=== Exercise description ===
Scan the data beneath this task and copy each line that includes "procedures".

=== Data supplied ===
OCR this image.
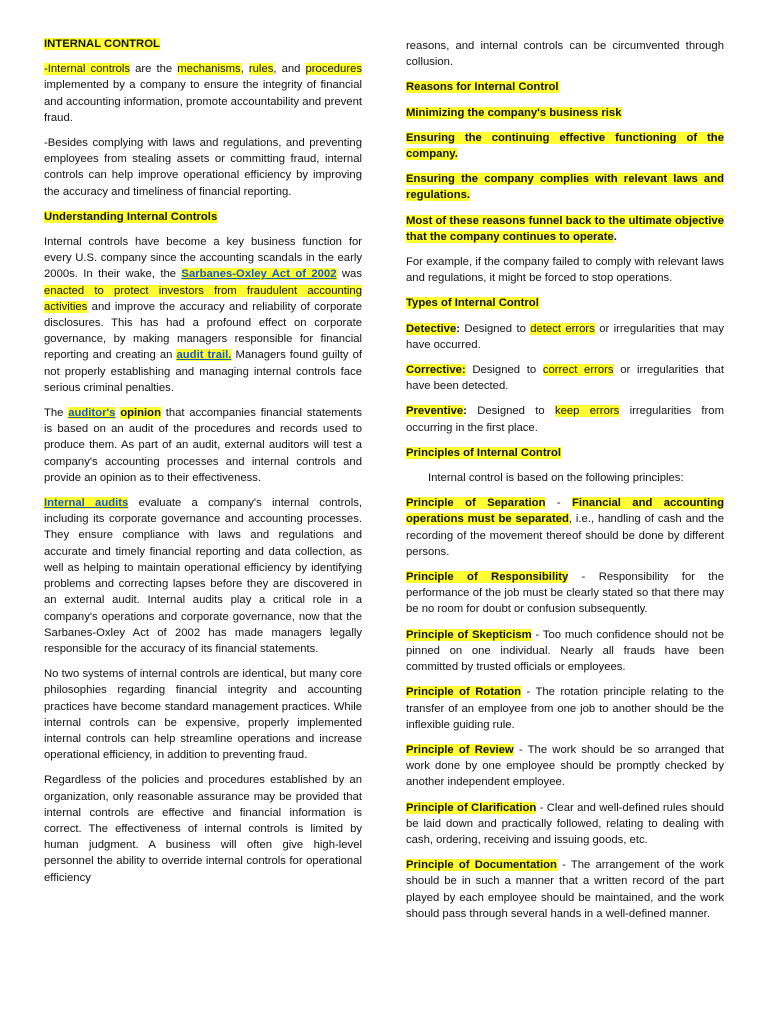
INTERNAL CONTROL

-Internal controls are the mechanisms, rules, and procedures implemented by a company to ensure the integrity of financial and accounting information, promote accountability and prevent fraud.

-Besides complying with laws and regulations, and preventing employees from stealing assets or committing fraud, internal controls can help improve operational efficiency by improving the accuracy and timeliness of financial reporting.

Understanding Internal Controls

Internal controls have become a key business function for every U.S. company since the accounting scandals in the early 2000s. In their wake, the Sarbanes-Oxley Act of 2002 was enacted to protect investors from fraudulent accounting activities and improve the accuracy and reliability of corporate disclosures. This has had a profound effect on corporate governance, by making managers responsible for financial reporting and creating an audit trail. Managers found guilty of not properly establishing and managing internal controls face serious criminal penalties.

The auditor's opinion that accompanies financial statements is based on an audit of the procedures and records used to produce them. As part of an audit, external auditors will test a company's accounting processes and internal controls and provide an opinion as to their effectiveness.

Internal audits evaluate a company's internal controls, including its corporate governance and accounting processes. They ensure compliance with laws and regulations and accurate and timely financial reporting and data collection, as well as helping to maintain operational efficiency by identifying problems and correcting lapses before they are discovered in an external audit. Internal audits play a critical role in a company's operations and corporate governance, now that the Sarbanes-Oxley Act of 2002 has made managers legally responsible for the accuracy of its financial statements.

No two systems of internal controls are identical, but many core philosophies regarding financial integrity and accounting practices have become standard management practices. While internal controls can be expensive, properly implemented internal controls can help streamline operations and increase operational efficiency, in addition to preventing fraud.

Regardless of the policies and procedures established by an organization, only reasonable assurance may be provided that internal controls are effective and financial information is correct. The effectiveness of internal controls is limited by human judgment. A business will often give high-level personnel the ability to override internal controls for operational efficiency

reasons, and internal controls can be circumvented through collusion.

Reasons for Internal Control

Minimizing the company's business risk

Ensuring the continuing effective functioning of the company.

Ensuring the company complies with relevant laws and regulations.

Most of these reasons funnel back to the ultimate objective that the company continues to operate.

For example, if the company failed to comply with relevant laws and regulations, it might be forced to stop operations.

Types of Internal Control

Detective: Designed to detect errors or irregularities that may have occurred.

Corrective: Designed to correct errors or irregularities that have been detected.

Preventive: Designed to keep errors irregularities from occurring in the first place.

Principles of Internal Control

Internal control is based on the following principles:

Principle of Separation - Financial and accounting operations must be separated, i.e., handling of cash and the recording of the movement thereof should be done by different persons.

Principle of Responsibility - Responsibility for the performance of the job must be clearly stated so that there may be no room for doubt or confusion subsequently.

Principle of Skepticism - Too much confidence should not be pinned on one individual. Nearly all frauds have been committed by trusted officials or employees.

Principle of Rotation - The rotation principle relating to the transfer of an employee from one job to another should be the inflexible guiding rule.

Principle of Review - The work should be so arranged that work done by one employee should be promptly checked by another independent employee.

Principle of Clarification - Clear and well-defined rules should be laid down and practically followed, relating to dealing with cash, ordering, receiving and issuing goods, etc.

Principle of Documentation - The arrangement of the work should be in such a manner that a written record of the part played by each employee should be maintained, and the work should pass through several hands in a well-defined manner.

=== Response below ===
-Internal controls are the mechanisms, rules, and procedures implemented by a company to ensure the integrity of financial and accounting information, promote accountability and prevent fraud.
The auditor's opinion that accompanies financial statements is based on an audit of the procedures and records used to produce them. As part of an audit, external auditors will test a company's accounting processes and internal controls and provide an opinion as to their effectiveness.
Regardless of the policies and procedures established by an organization, only reasonable assurance may be provided that internal controls are effective and financial information is correct. The effectiveness of internal controls is limited by human judgment. A business will often give high-level personnel the ability to override internal controls for operational efficiency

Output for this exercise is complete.